Start

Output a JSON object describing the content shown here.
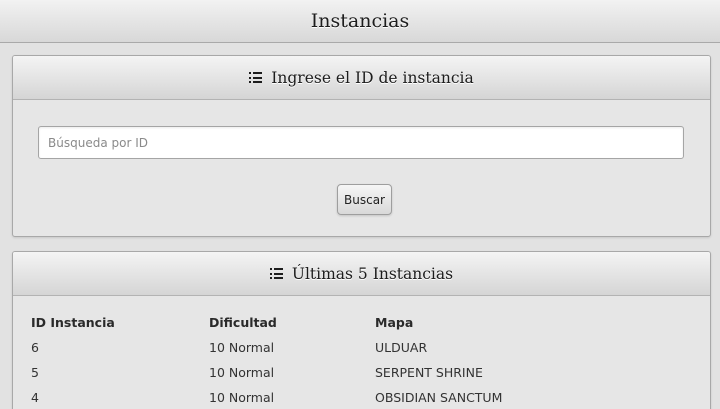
{
  "header": {
    "title": "Instancias"
  },
  "search": {
    "heading": "Ingrese el ID de instancia",
    "placeholder": "Búsqueda por ID",
    "value": "",
    "button_label": "Buscar"
  },
  "latest": {
    "heading": "Últimas 5 Instancias",
    "columns": [
      "ID Instancia",
      "Dificultad",
      "Mapa"
    ],
    "rows": [
      [
        "6",
        "10 Normal",
        "ULDUAR"
      ],
      [
        "5",
        "10 Normal",
        "SERPENT SHRINE"
      ],
      [
        "4",
        "10 Normal",
        "OBSIDIAN SANCTUM"
      ]
    ]
  },
  "icons": {
    "panel_heading_icon": "list-icon"
  }
}
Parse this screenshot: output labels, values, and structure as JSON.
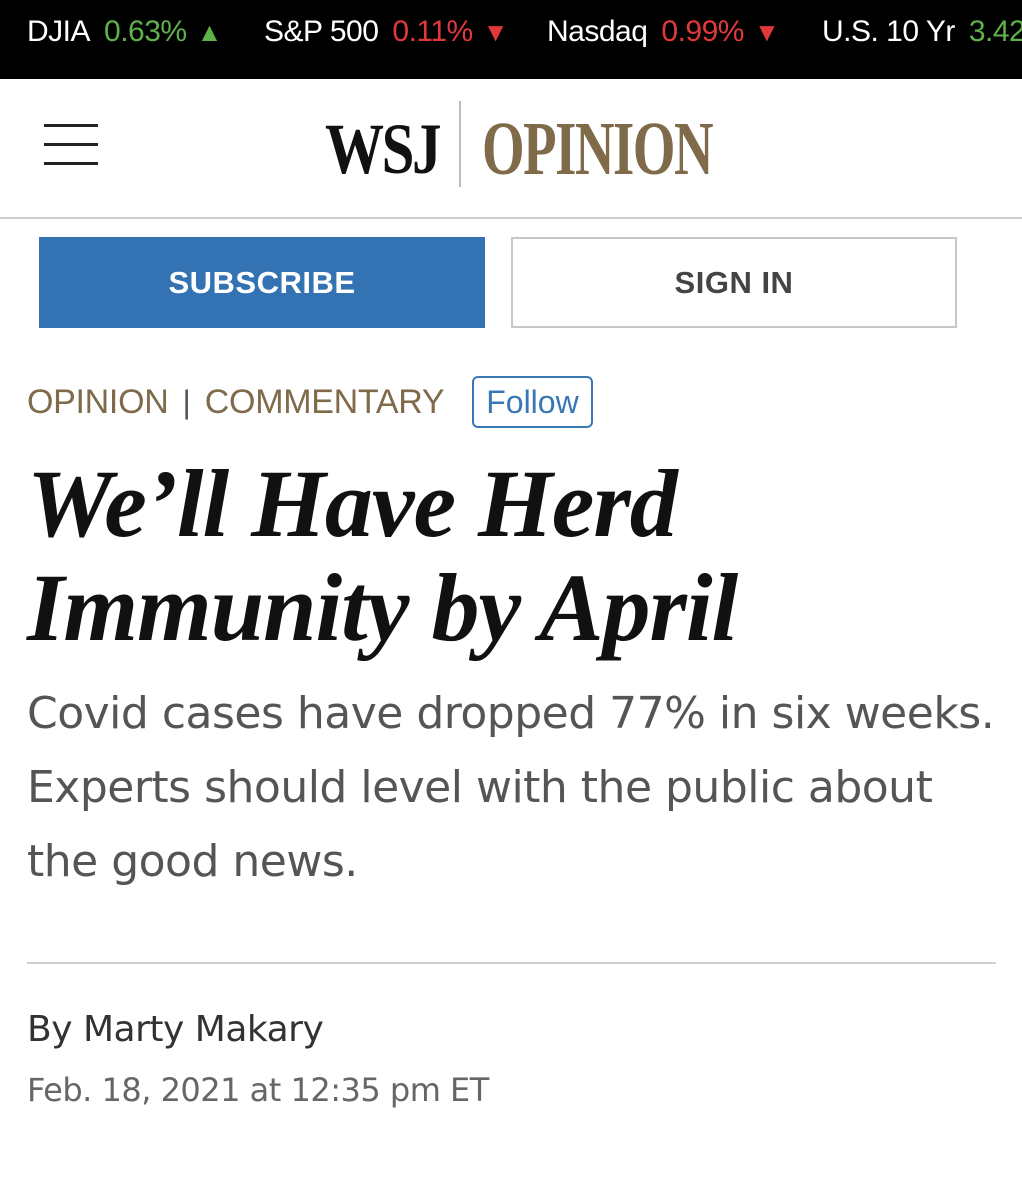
{
  "ticker": [
    {
      "name": "DJIA",
      "value": "0.63%",
      "direction": "up",
      "arrow": "▲"
    },
    {
      "name": "S&P 500",
      "value": "0.11%",
      "direction": "down",
      "arrow": "▼"
    },
    {
      "name": "Nasdaq",
      "value": "0.99%",
      "direction": "down",
      "arrow": "▼"
    },
    {
      "name": "U.S. 10 Yr",
      "value": "3.42",
      "direction": "up",
      "arrow": ""
    }
  ],
  "masthead": {
    "logo": "WSJ",
    "section": "OPINION",
    "menu_icon": "hamburger-menu-icon"
  },
  "actions": {
    "subscribe_label": "SUBSCRIBE",
    "signin_label": "SIGN IN"
  },
  "section": {
    "primary": "OPINION",
    "separator": "|",
    "secondary": "COMMENTARY",
    "follow_label": "Follow"
  },
  "article": {
    "headline_line1": "We’ll Have Herd",
    "headline_line2": "Immunity by April",
    "dek": "Covid cases have dropped 77% in six weeks. Experts should level with the public about the good news.",
    "byline_prefix": "By",
    "author": "Marty Makary",
    "timestamp": "Feb. 18, 2021 at 12:35 pm ET"
  },
  "colors": {
    "ticker_bg": "#000000",
    "up": "#5fb14a",
    "down": "#e0383b",
    "opinion_brand": "#7f6a4a",
    "subscribe_bg": "#3372b3",
    "follow_blue": "#3a78b5"
  }
}
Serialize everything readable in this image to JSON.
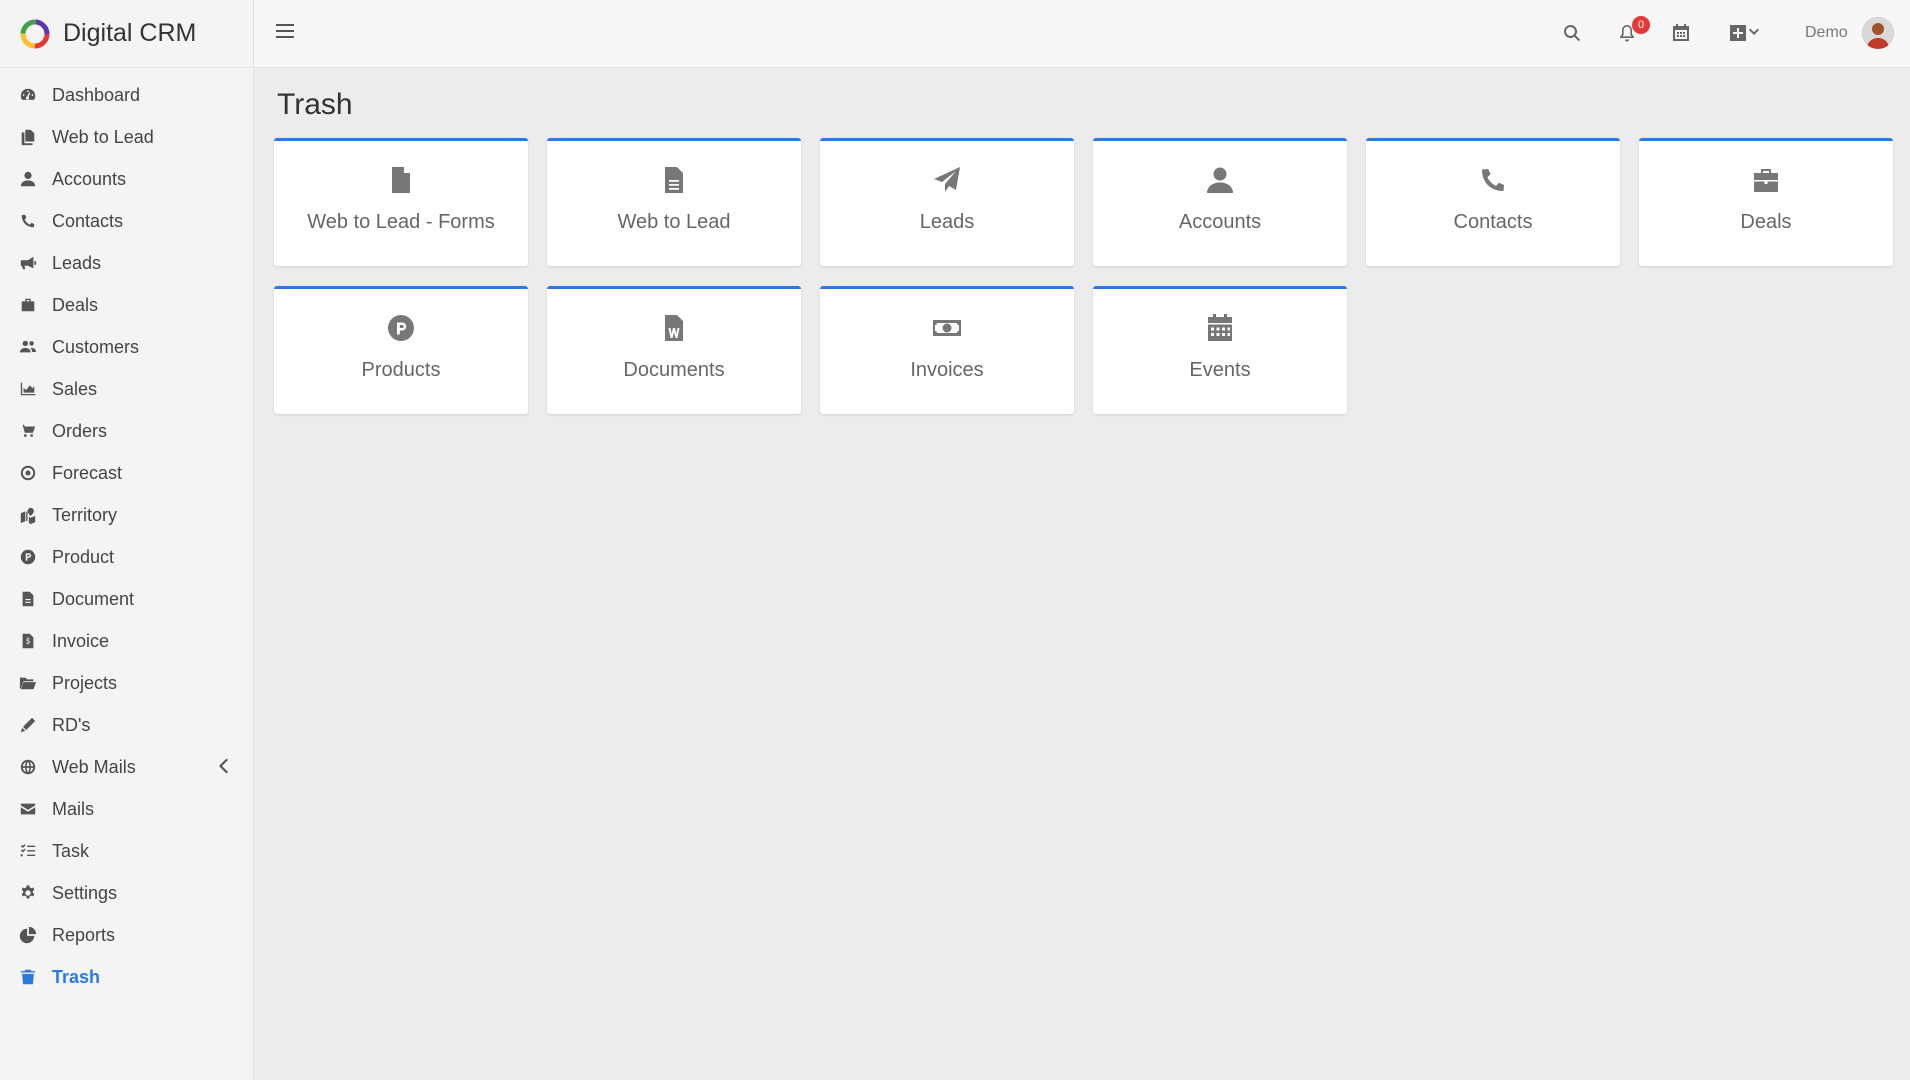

End

• **Short problem**
Copy the listing exactly. Any image in it stays out of the copy.

• **Exercise response**
Output a JSON object describing the content shown here.
{
  "header": {
    "title": "Instancias"
  },
  "search": {
    "heading": "Ingrese el ID de instancia",
    "placeholder": "Búsqueda por ID",
    "value": "",
    "button_label": "Buscar"
  },
  "latest": {
    "heading": "Últimas 5 Instancias",
    "columns": [
      "ID Instancia",
      "Dificultad",
      "Mapa"
    ],
    "rows": [
      [
        "6",
        "10 Normal",
        "ULDUAR"
      ],
      [
        "5",
        "10 Normal",
        "SERPENT SHRINE"
      ],
      [
        "4",
        "10 Normal",
        "OBSIDIAN SANCTUM"
      ]
    ]
  },
  "icons": {
    "panel_heading_icon": "list-icon"
  }
}
Parse this screenshot: output labels, values, and structure as JSON.
{
  "ticker": [
    {
      "name": "DJIA",
      "value": "0.63%",
      "direction": "up",
      "arrow": "▲"
    },
    {
      "name": "S&P 500",
      "value": "0.11%",
      "direction": "down",
      "arrow": "▼"
    },
    {
      "name": "Nasdaq",
      "value": "0.99%",
      "direction": "down",
      "arrow": "▼"
    },
    {
      "name": "U.S. 10 Yr",
      "value": "3.42",
      "direction": "up",
      "arrow": ""
    }
  ],
  "masthead": {
    "logo": "WSJ",
    "section": "OPINION",
    "menu_icon": "hamburger-menu-icon"
  },
  "actions": {
    "subscribe_label": "SUBSCRIBE",
    "signin_label": "SIGN IN"
  },
  "section": {
    "primary": "OPINION",
    "separator": "|",
    "secondary": "COMMENTARY",
    "follow_label": "Follow"
  },
  "article": {
    "headline_line1": "We’ll Have Herd",
    "headline_line2": "Immunity by April",
    "dek": "Covid cases have dropped 77% in six weeks. Experts should level with the public about the good news.",
    "byline_prefix": "By",
    "author": "Marty Makary",
    "timestamp": "Feb. 18, 2021 at 12:35 pm ET"
  },
  "colors": {
    "ticker_bg": "#000000",
    "up": "#5fb14a",
    "down": "#e0383b",
    "opinion_brand": "#7f6a4a",
    "subscribe_bg": "#3372b3",
    "follow_blue": "#3a78b5"
  }
}
Serialize everything readable in this image to JSON.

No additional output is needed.